[Records from a dataset]
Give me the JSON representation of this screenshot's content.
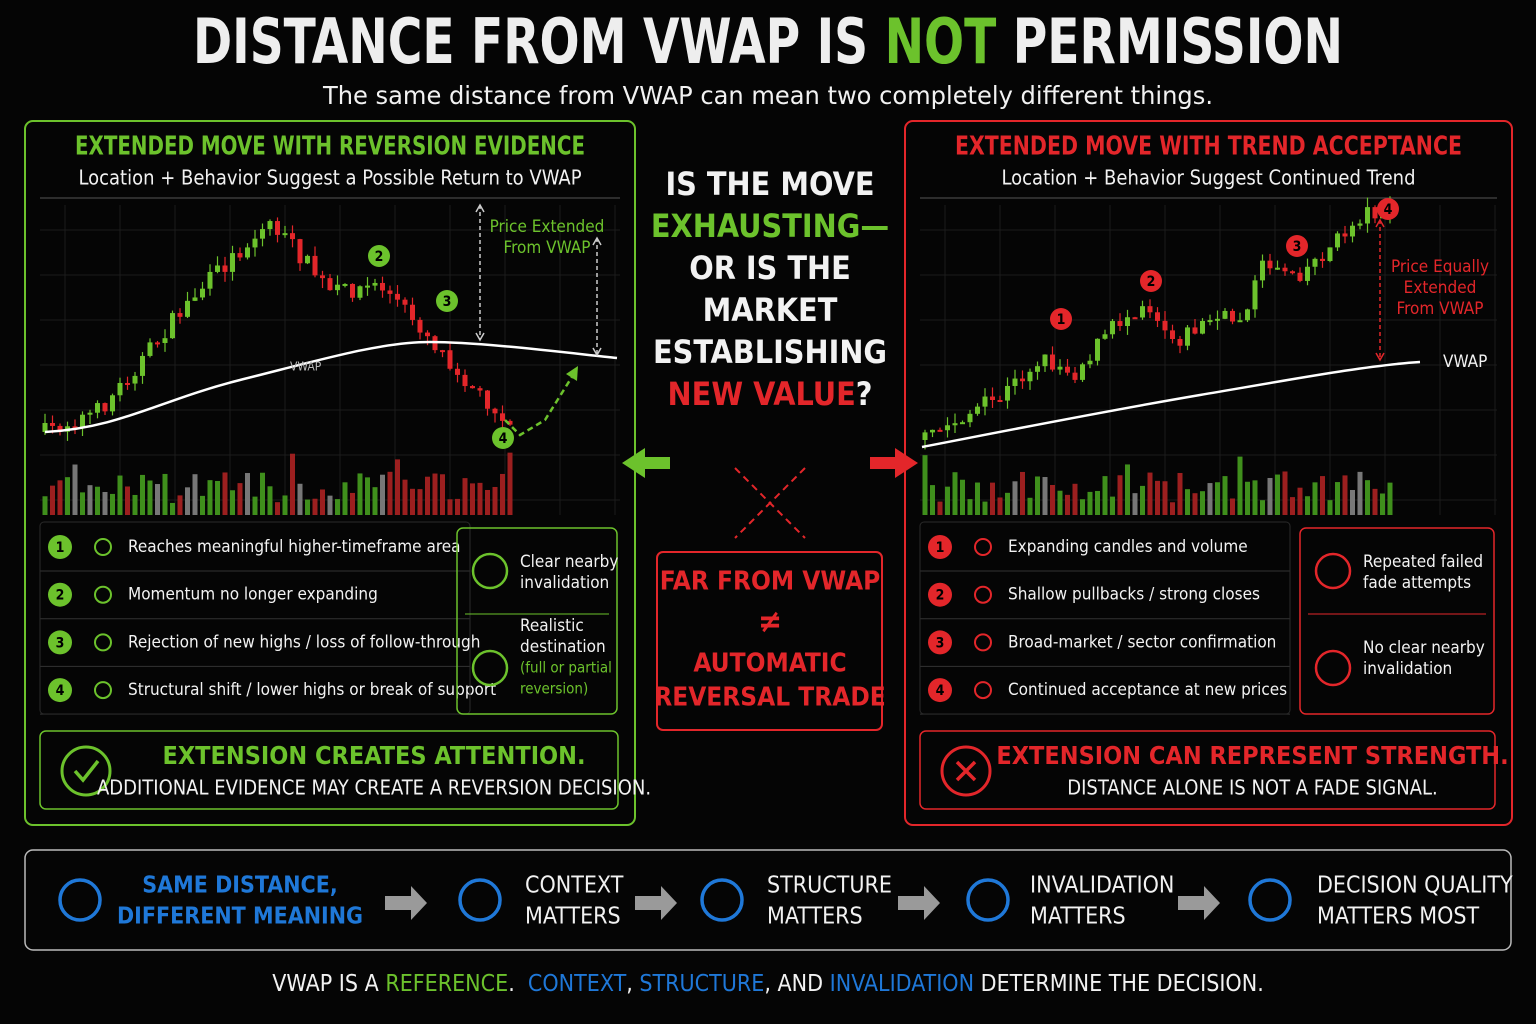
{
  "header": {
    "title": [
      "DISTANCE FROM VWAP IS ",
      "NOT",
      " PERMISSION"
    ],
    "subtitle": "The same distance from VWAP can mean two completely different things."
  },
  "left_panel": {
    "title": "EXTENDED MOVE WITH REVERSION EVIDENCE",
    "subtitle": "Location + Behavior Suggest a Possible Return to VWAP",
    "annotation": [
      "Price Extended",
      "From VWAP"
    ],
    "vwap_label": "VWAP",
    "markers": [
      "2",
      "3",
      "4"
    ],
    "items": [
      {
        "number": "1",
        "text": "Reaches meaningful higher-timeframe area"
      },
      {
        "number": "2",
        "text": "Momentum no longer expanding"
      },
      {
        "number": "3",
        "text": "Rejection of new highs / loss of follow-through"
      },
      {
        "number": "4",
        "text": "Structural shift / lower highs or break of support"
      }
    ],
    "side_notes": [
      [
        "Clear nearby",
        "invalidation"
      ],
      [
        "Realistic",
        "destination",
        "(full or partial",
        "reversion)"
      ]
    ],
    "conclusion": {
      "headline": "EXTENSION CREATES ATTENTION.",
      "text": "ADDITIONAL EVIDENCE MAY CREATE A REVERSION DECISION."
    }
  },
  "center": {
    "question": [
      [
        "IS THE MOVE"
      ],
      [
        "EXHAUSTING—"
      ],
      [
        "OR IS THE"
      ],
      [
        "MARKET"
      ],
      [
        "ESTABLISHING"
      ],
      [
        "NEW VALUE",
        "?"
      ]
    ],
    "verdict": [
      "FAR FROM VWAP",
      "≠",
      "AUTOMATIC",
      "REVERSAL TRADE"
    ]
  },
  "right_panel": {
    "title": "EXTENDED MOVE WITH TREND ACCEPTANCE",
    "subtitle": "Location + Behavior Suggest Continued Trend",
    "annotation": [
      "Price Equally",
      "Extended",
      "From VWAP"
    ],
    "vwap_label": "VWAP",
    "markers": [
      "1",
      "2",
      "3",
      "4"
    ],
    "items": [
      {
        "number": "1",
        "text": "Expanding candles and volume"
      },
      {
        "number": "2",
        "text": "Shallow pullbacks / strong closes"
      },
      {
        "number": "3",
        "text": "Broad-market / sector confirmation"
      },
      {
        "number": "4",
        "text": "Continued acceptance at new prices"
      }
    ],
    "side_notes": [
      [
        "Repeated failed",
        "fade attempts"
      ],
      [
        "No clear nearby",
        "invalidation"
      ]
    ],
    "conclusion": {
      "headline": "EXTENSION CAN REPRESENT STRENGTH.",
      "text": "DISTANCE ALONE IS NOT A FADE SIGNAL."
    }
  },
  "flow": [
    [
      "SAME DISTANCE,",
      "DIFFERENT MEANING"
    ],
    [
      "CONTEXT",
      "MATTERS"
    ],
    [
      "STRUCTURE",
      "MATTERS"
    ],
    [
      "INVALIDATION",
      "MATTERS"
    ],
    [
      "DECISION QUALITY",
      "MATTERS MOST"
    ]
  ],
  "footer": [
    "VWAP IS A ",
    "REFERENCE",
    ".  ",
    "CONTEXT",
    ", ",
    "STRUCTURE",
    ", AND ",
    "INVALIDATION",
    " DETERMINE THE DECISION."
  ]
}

▸ **WHAT TO WORK ON**
Output all of the entries verbatim, leaving out any images.

▸ **EXERCISE SOLUTION**
Give me the JSON representation of this screenshot's content.
{
  "header": {
    "title": [
      "DISTANCE FROM VWAP IS ",
      "NOT",
      " PERMISSION"
    ],
    "subtitle": "The same distance from VWAP can mean two completely different things."
  },
  "left_panel": {
    "title": "EXTENDED MOVE WITH REVERSION EVIDENCE",
    "subtitle": "Location + Behavior Suggest a Possible Return to VWAP",
    "annotation": [
      "Price Extended",
      "From VWAP"
    ],
    "vwap_label": "VWAP",
    "markers": [
      "2",
      "3",
      "4"
    ],
    "items": [
      {
        "number": "1",
        "text": "Reaches meaningful higher-timeframe area"
      },
      {
        "number": "2",
        "text": "Momentum no longer expanding"
      },
      {
        "number": "3",
        "text": "Rejection of new highs / loss of follow-through"
      },
      {
        "number": "4",
        "text": "Structural shift / lower highs or break of support"
      }
    ],
    "side_notes": [
      [
        "Clear nearby",
        "invalidation"
      ],
      [
        "Realistic",
        "destination",
        "(full or partial",
        "reversion)"
      ]
    ],
    "conclusion": {
      "headline": "EXTENSION CREATES ATTENTION.",
      "text": "ADDITIONAL EVIDENCE MAY CREATE A REVERSION DECISION."
    }
  },
  "center": {
    "question": [
      [
        "IS THE MOVE"
      ],
      [
        "EXHAUSTING—"
      ],
      [
        "OR IS THE"
      ],
      [
        "MARKET"
      ],
      [
        "ESTABLISHING"
      ],
      [
        "NEW VALUE",
        "?"
      ]
    ],
    "verdict": [
      "FAR FROM VWAP",
      "≠",
      "AUTOMATIC",
      "REVERSAL TRADE"
    ]
  },
  "right_panel": {
    "title": "EXTENDED MOVE WITH TREND ACCEPTANCE",
    "subtitle": "Location + Behavior Suggest Continued Trend",
    "annotation": [
      "Price Equally",
      "Extended",
      "From VWAP"
    ],
    "vwap_label": "VWAP",
    "markers": [
      "1",
      "2",
      "3",
      "4"
    ],
    "items": [
      {
        "number": "1",
        "text": "Expanding candles and volume"
      },
      {
        "number": "2",
        "text": "Shallow pullbacks / strong closes"
      },
      {
        "number": "3",
        "text": "Broad-market / sector confirmation"
      },
      {
        "number": "4",
        "text": "Continued acceptance at new prices"
      }
    ],
    "side_notes": [
      [
        "Repeated failed",
        "fade attempts"
      ],
      [
        "No clear nearby",
        "invalidation"
      ]
    ],
    "conclusion": {
      "headline": "EXTENSION CAN REPRESENT STRENGTH.",
      "text": "DISTANCE ALONE IS NOT A FADE SIGNAL."
    }
  },
  "flow": [
    [
      "SAME DISTANCE,",
      "DIFFERENT MEANING"
    ],
    [
      "CONTEXT",
      "MATTERS"
    ],
    [
      "STRUCTURE",
      "MATTERS"
    ],
    [
      "INVALIDATION",
      "MATTERS"
    ],
    [
      "DECISION QUALITY",
      "MATTERS MOST"
    ]
  ],
  "footer": [
    "VWAP IS A ",
    "REFERENCE",
    ".  ",
    "CONTEXT",
    ", ",
    "STRUCTURE",
    ", AND ",
    "INVALIDATION",
    " DETERMINE THE DECISION."
  ]
}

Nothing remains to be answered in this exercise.